**Passage provided**
BREAKING: Conservative Party loses working majority in Parliament

Conservative MP Phillip Lee has defected to the Liberal Democrats during Prime Minister Boris Johnson's speech to the House of Commons.

As the Prime Minister was starting his address, Lee stood up and walked across the Commons floor before taking a seat with the Liberal Democrats.

The move leaves Johnson's government without a working majority in Parliament.

Leader of the Liberal Democrats Jo Swinson confirmed the move in a tweet welcoming Lee moments later.

Shortly after, Lee tweeted his resignation letter in which he wrote that he did not make the decision lightly.

He added: "Sadly, the Brexit process has helped to transform this once great Party in to something more akin to a narrow faction, where an individual's 'conservatism' is measured by how recklessly one wishes to leave the European Union."

10:36 a.m. ET, September 3, 2019

UK PM Boris Johnson delivering statement on G7 summit

UK Prime Minister Boris Johnson has arrived at the House of Commons and is delivering a statement on the G7 summit.

Prime Minister Boris Johnson in the House of Commons on Tuesday.

**Exercise brief**
Decide whether each statement agrees with the report on Phillip Lee's defection, answering yes or no and quoting the words from the report that settle it. (a) Lee crossed the Commons floor as Johnson was beginning his address. (b) Jo Swinson confirmed Lee's move in a speech to the House of Commons. (c) Lee's resignation letter said he had made the decision lightly.

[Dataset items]
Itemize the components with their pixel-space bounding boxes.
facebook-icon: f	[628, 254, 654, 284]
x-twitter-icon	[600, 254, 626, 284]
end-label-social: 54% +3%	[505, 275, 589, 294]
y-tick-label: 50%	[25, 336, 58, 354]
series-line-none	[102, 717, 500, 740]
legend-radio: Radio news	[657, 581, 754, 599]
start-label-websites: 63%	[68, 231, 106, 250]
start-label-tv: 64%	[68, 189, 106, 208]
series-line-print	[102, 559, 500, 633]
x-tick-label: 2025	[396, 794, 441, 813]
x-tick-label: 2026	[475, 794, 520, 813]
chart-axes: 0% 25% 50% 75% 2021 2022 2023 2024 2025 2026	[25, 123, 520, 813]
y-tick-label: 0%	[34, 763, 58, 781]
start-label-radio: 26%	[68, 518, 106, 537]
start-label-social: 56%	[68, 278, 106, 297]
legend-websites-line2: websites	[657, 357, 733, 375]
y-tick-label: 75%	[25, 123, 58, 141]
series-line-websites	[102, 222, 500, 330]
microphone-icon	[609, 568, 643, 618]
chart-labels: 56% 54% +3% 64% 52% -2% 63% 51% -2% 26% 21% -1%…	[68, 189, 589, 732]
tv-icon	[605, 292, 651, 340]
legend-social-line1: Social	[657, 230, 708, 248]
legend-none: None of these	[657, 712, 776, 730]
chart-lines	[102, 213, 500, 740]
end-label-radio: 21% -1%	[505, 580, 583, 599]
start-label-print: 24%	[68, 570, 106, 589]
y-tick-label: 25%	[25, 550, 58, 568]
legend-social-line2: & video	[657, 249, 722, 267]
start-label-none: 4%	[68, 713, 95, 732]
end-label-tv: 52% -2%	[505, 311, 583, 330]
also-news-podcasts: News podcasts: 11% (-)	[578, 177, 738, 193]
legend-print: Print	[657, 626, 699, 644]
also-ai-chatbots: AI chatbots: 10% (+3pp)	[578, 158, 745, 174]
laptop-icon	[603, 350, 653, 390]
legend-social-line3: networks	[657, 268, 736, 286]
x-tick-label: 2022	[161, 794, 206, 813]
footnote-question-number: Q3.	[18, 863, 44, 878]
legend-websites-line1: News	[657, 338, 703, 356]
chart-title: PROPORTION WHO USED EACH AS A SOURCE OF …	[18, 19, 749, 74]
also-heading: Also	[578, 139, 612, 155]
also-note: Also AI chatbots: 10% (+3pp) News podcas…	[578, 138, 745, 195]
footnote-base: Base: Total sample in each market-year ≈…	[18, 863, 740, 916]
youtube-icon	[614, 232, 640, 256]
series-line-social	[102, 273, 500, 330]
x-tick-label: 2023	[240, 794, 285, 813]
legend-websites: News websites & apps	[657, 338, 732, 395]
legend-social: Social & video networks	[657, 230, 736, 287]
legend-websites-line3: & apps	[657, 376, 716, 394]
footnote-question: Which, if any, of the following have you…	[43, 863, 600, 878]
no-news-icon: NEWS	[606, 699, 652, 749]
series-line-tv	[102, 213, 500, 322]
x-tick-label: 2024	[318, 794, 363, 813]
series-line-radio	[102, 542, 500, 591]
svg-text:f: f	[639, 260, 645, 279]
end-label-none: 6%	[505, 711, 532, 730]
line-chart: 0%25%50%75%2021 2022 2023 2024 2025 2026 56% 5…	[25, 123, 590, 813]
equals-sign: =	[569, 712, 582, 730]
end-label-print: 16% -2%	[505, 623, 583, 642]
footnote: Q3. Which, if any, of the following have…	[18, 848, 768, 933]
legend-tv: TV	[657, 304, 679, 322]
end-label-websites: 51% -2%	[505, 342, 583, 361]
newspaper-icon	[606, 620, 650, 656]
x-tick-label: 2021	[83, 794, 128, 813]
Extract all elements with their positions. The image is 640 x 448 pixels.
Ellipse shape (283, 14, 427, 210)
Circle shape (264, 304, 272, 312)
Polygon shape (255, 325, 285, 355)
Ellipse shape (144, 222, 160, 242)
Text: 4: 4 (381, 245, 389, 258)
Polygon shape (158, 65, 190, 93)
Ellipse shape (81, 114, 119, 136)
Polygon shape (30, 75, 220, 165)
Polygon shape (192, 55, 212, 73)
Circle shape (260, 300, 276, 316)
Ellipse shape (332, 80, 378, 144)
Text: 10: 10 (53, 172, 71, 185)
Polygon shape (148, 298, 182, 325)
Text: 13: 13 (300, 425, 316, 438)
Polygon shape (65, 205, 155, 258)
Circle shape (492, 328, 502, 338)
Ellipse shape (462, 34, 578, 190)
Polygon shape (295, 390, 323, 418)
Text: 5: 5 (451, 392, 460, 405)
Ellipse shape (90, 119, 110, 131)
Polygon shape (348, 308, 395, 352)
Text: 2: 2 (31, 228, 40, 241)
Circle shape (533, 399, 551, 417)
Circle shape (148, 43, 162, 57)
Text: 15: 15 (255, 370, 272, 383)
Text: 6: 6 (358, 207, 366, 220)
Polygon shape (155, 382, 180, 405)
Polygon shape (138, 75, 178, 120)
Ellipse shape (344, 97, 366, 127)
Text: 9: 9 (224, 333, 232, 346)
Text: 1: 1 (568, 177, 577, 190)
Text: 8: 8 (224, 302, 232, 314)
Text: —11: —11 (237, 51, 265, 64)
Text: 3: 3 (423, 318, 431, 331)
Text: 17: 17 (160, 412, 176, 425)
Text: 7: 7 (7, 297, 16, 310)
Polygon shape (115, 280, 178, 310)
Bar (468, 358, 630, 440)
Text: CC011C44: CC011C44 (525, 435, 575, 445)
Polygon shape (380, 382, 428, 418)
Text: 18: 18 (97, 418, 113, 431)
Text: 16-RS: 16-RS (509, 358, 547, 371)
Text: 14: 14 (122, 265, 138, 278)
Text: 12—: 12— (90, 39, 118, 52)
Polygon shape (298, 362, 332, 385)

**Task solution**
(a) Yes: "As the Prime Minister was starting his address, Lee stood up and walked across the Commons floor before taking a seat with the Liberal Democrats."
(b) No: "Leader of the Liberal Democrats Jo Swinson confirmed the move in a tweet welcoming Lee moments later."
(c) No: "he wrote that he did not make the decision lightly."